- [JOB]: Show, in full, each line of the data that contains "JSON".

[start]

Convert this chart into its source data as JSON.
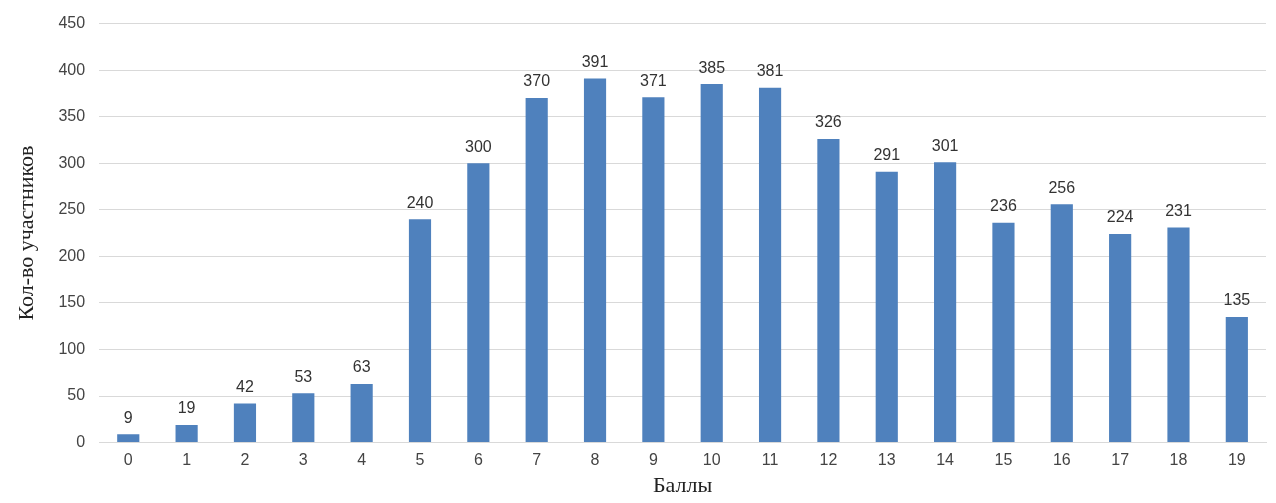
{
  "chart_data": {
    "type": "bar",
    "xlabel": "Баллы",
    "ylabel": "Кол-во участников",
    "categories": [
      "0",
      "1",
      "2",
      "3",
      "4",
      "5",
      "6",
      "7",
      "8",
      "9",
      "10",
      "11",
      "12",
      "13",
      "14",
      "15",
      "16",
      "17",
      "18",
      "19"
    ],
    "values": [
      9,
      19,
      42,
      53,
      63,
      240,
      300,
      370,
      391,
      371,
      385,
      381,
      326,
      291,
      301,
      236,
      256,
      224,
      231,
      135
    ],
    "color": "#4f81bd",
    "ylim": [
      0,
      450
    ],
    "yticks": [
      0,
      50,
      100,
      150,
      200,
      250,
      300,
      350,
      400,
      450
    ],
    "grid": "y",
    "data_labels": true
  }
}
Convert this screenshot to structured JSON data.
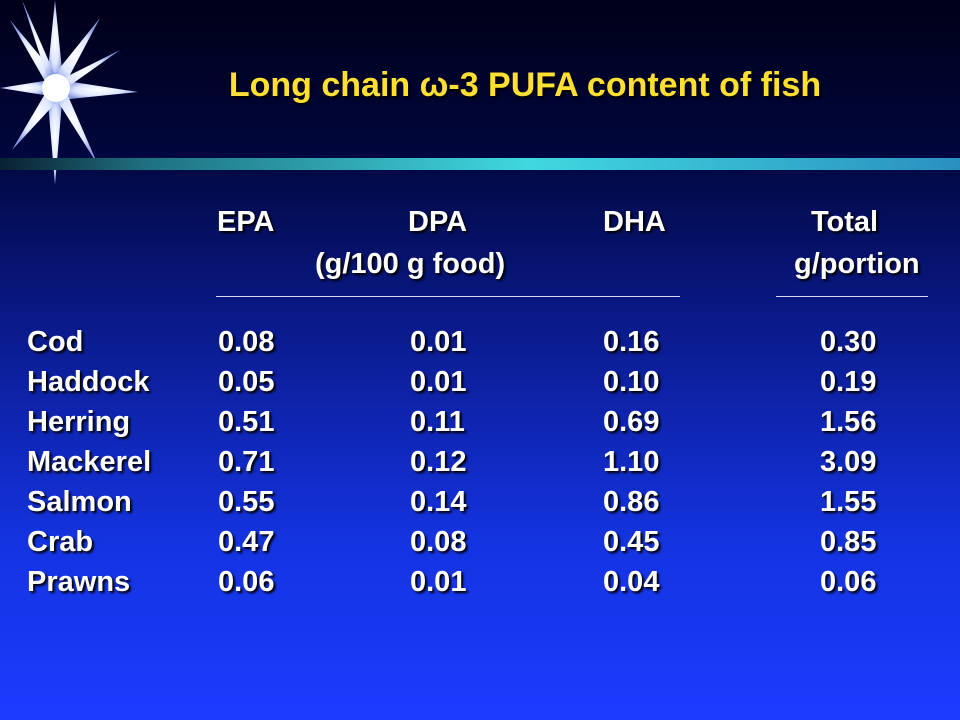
{
  "title": {
    "prefix": "Long chain ",
    "symbol": "ω",
    "suffix": "-3 PUFA content of fish"
  },
  "table": {
    "columns": [
      "EPA",
      "DPA",
      "DHA",
      "Total"
    ],
    "unit_left": "(g/100 g food)",
    "unit_right": "g/portion",
    "rows": [
      {
        "name": "Cod",
        "values": [
          "0.08",
          "0.01",
          "0.16",
          "0.30"
        ]
      },
      {
        "name": "Haddock",
        "values": [
          "0.05",
          "0.01",
          "0.10",
          "0.19"
        ]
      },
      {
        "name": "Herring",
        "values": [
          "0.51",
          "0.11",
          "0.69",
          "1.56"
        ]
      },
      {
        "name": "Mackerel",
        "values": [
          "0.71",
          "0.12",
          "1.10",
          "3.09"
        ]
      },
      {
        "name": "Salmon",
        "values": [
          "0.55",
          "0.14",
          "0.86",
          "1.55"
        ]
      },
      {
        "name": "Crab",
        "values": [
          "0.47",
          "0.08",
          "0.45",
          "0.85"
        ]
      },
      {
        "name": "Prawns",
        "values": [
          "0.06",
          "0.01",
          "0.04",
          "0.06"
        ]
      }
    ]
  },
  "colors": {
    "title": "#ffe030",
    "text": "#ffffff",
    "bar_start": "#1a6a7a",
    "bar_mid": "#40d8e0"
  }
}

[end]

- [TASK SOLUTION]:
Convert this chart into its source data as JSON.
Convert this screenshot to structured JSON data.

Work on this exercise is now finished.